Rewrite the data below, substituting "separator" for every "divider" and keeping everything else unchanged. Leave the pictures out of your answer.
=== Listing ===
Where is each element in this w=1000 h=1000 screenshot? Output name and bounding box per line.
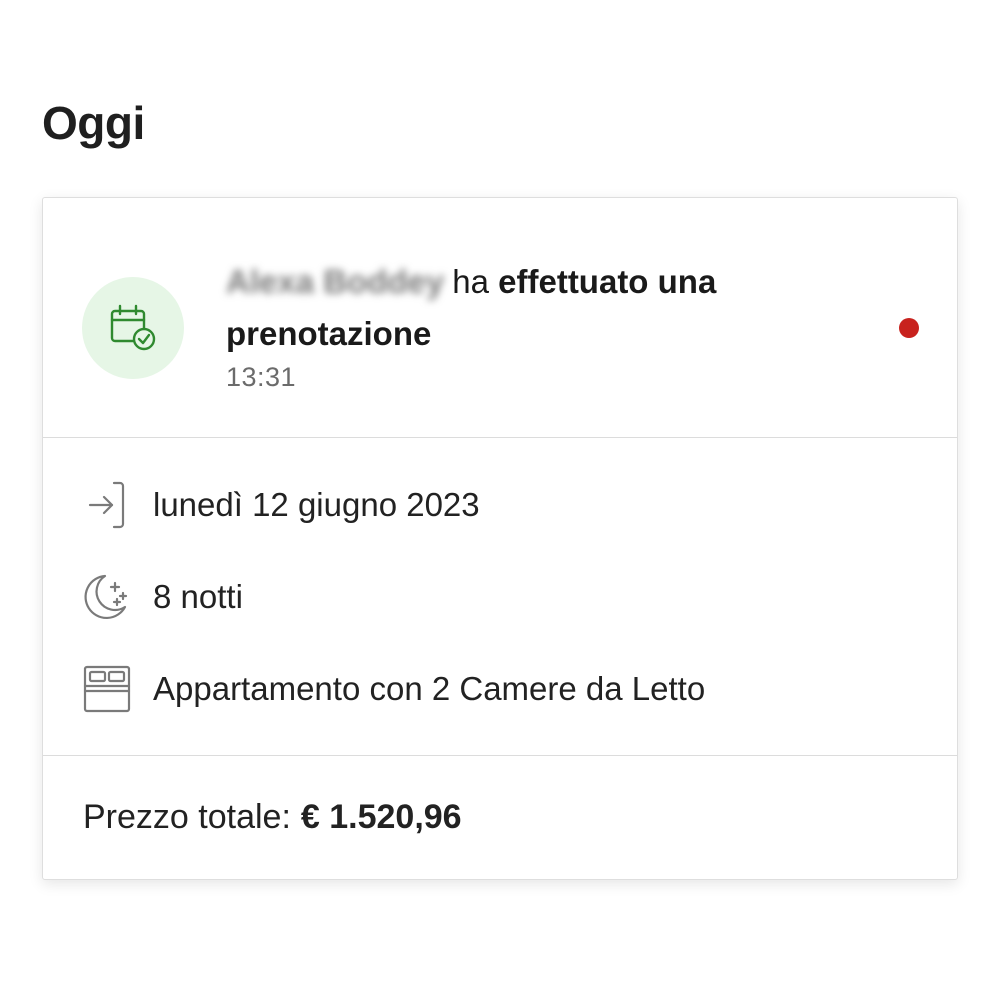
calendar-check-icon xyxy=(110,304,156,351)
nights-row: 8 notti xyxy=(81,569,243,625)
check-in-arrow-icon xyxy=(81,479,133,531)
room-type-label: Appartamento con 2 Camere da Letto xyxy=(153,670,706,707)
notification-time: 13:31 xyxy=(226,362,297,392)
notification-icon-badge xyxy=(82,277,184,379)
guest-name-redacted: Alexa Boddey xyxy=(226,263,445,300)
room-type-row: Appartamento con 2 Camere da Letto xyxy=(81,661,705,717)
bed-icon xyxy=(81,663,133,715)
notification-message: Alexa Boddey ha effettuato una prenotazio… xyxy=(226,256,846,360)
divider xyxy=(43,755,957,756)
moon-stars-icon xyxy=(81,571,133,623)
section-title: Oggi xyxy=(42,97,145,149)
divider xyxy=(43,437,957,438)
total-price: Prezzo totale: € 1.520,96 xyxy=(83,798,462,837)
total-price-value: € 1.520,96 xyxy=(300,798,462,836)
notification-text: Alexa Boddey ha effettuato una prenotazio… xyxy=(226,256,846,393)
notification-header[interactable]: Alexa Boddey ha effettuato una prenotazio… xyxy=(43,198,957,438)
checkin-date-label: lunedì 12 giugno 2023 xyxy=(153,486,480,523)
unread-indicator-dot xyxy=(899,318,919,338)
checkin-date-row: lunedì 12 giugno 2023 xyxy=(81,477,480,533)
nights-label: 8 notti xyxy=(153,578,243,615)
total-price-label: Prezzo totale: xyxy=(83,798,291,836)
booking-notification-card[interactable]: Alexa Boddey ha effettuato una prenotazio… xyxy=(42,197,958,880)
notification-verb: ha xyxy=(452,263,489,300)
===
Solution below:
Where is each element in this w=1000 h=1000 screenshot? Output name and bounding box per line.
calendar-check-icon xyxy=(110,304,156,351)
nights-row: 8 notti xyxy=(81,569,243,625)
check-in-arrow-icon xyxy=(81,479,133,531)
room-type-label: Appartamento con 2 Camere da Letto xyxy=(153,670,706,707)
notification-time: 13:31 xyxy=(226,362,297,392)
notification-icon-badge xyxy=(82,277,184,379)
guest-name-redacted: Alexa Boddey xyxy=(226,263,445,300)
room-type-row: Appartamento con 2 Camere da Letto xyxy=(81,661,705,717)
bed-icon xyxy=(81,663,133,715)
notification-message: Alexa Boddey ha effettuato una prenotazio… xyxy=(226,256,846,360)
separator xyxy=(43,755,957,756)
moon-stars-icon xyxy=(81,571,133,623)
section-title: Oggi xyxy=(42,97,145,149)
separator xyxy=(43,437,957,438)
total-price: Prezzo totale: € 1.520,96 xyxy=(83,798,462,837)
total-price-value: € 1.520,96 xyxy=(300,798,462,836)
notification-text: Alexa Boddey ha effettuato una prenotazio… xyxy=(226,256,846,393)
notification-header[interactable]: Alexa Boddey ha effettuato una prenotazio… xyxy=(43,198,957,438)
checkin-date-label: lunedì 12 giugno 2023 xyxy=(153,486,480,523)
unread-indicator-dot xyxy=(899,318,919,338)
checkin-date-row: lunedì 12 giugno 2023 xyxy=(81,477,480,533)
nights-label: 8 notti xyxy=(153,578,243,615)
total-price-label: Prezzo totale: xyxy=(83,798,291,836)
booking-notification-card[interactable]: Alexa Boddey ha effettuato una prenotazio… xyxy=(42,197,958,880)
notification-verb: ha xyxy=(452,263,489,300)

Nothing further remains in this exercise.